>>>>>

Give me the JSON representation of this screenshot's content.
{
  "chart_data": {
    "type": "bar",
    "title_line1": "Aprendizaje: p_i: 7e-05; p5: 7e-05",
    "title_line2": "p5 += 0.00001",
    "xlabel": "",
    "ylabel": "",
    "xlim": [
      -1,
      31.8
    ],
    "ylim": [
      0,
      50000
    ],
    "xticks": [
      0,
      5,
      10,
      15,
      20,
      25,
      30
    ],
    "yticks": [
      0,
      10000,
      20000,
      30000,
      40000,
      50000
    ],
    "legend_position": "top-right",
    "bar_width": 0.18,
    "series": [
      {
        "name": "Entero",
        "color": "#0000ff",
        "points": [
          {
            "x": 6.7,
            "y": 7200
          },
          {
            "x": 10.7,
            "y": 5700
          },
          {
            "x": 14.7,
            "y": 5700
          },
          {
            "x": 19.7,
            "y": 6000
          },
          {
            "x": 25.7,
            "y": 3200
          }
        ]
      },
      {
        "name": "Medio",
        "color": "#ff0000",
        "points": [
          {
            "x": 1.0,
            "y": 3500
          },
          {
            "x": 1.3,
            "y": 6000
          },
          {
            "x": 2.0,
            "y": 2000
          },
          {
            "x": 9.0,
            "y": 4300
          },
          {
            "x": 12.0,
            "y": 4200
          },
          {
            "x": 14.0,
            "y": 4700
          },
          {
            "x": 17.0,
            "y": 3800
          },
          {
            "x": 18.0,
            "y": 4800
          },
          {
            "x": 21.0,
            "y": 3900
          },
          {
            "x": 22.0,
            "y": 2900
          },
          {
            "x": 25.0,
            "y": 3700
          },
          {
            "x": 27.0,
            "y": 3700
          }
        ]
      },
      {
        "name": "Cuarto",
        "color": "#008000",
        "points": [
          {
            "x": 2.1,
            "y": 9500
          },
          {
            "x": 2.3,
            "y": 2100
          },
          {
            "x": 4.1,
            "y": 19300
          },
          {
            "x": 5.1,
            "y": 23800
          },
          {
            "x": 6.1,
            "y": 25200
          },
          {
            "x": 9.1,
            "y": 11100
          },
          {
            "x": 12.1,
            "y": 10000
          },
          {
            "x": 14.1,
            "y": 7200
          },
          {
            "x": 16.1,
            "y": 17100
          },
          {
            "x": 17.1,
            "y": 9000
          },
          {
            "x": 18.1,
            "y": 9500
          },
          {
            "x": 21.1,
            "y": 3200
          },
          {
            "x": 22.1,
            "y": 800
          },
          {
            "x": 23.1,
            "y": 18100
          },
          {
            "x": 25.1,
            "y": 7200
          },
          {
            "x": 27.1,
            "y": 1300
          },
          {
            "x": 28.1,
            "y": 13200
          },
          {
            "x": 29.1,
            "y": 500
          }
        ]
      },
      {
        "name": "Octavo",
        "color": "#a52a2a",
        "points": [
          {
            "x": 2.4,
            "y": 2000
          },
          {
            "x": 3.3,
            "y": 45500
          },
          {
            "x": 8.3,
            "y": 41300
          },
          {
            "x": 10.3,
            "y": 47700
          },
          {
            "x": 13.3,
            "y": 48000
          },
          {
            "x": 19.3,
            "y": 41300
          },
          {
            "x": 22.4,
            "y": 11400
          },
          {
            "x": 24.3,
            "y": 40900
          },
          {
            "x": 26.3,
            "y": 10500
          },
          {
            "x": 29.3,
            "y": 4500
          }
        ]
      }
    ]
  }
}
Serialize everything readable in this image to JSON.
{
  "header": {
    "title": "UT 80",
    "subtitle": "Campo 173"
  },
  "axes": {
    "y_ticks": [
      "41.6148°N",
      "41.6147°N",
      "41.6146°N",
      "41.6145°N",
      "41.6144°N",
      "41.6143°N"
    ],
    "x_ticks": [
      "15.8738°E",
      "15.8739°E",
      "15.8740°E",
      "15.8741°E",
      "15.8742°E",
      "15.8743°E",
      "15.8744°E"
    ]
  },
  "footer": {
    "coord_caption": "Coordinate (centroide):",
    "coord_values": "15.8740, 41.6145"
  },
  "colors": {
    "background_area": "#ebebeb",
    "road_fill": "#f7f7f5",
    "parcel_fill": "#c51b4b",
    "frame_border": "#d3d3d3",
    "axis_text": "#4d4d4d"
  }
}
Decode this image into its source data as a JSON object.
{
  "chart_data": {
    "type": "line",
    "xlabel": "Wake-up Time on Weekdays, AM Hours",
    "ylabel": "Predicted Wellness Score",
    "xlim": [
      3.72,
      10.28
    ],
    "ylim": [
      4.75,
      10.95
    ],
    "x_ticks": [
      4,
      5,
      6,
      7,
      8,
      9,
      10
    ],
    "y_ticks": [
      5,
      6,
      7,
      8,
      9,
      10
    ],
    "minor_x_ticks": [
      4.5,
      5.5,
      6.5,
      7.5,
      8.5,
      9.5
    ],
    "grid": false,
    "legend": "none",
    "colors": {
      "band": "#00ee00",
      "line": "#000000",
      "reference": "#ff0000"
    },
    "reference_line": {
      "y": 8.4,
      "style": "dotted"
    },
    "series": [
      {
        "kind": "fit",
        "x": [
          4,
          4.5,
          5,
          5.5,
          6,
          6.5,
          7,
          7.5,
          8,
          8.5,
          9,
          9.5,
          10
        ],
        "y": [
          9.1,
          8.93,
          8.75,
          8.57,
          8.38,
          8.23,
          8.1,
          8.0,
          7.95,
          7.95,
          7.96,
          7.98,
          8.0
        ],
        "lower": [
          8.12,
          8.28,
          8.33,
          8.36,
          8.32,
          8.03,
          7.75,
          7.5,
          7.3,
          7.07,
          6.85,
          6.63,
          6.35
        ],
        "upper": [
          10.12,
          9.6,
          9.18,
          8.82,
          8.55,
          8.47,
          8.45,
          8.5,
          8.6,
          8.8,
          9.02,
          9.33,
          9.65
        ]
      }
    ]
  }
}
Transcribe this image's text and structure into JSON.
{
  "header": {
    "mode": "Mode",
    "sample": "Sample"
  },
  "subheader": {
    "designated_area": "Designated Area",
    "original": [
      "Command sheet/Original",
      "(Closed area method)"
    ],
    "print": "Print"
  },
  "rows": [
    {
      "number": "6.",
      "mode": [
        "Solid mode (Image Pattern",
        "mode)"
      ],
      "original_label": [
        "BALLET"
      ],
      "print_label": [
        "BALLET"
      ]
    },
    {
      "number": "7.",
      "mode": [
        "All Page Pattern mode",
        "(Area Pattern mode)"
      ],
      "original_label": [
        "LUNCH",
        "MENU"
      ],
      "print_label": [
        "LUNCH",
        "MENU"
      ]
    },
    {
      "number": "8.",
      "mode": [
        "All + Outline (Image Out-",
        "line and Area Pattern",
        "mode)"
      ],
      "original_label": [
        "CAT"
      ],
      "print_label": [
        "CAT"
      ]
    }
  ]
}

<<<<<

Task statement >>
Reply with one number only: the count of lines in the entries that contain "into".

Solution below >>
2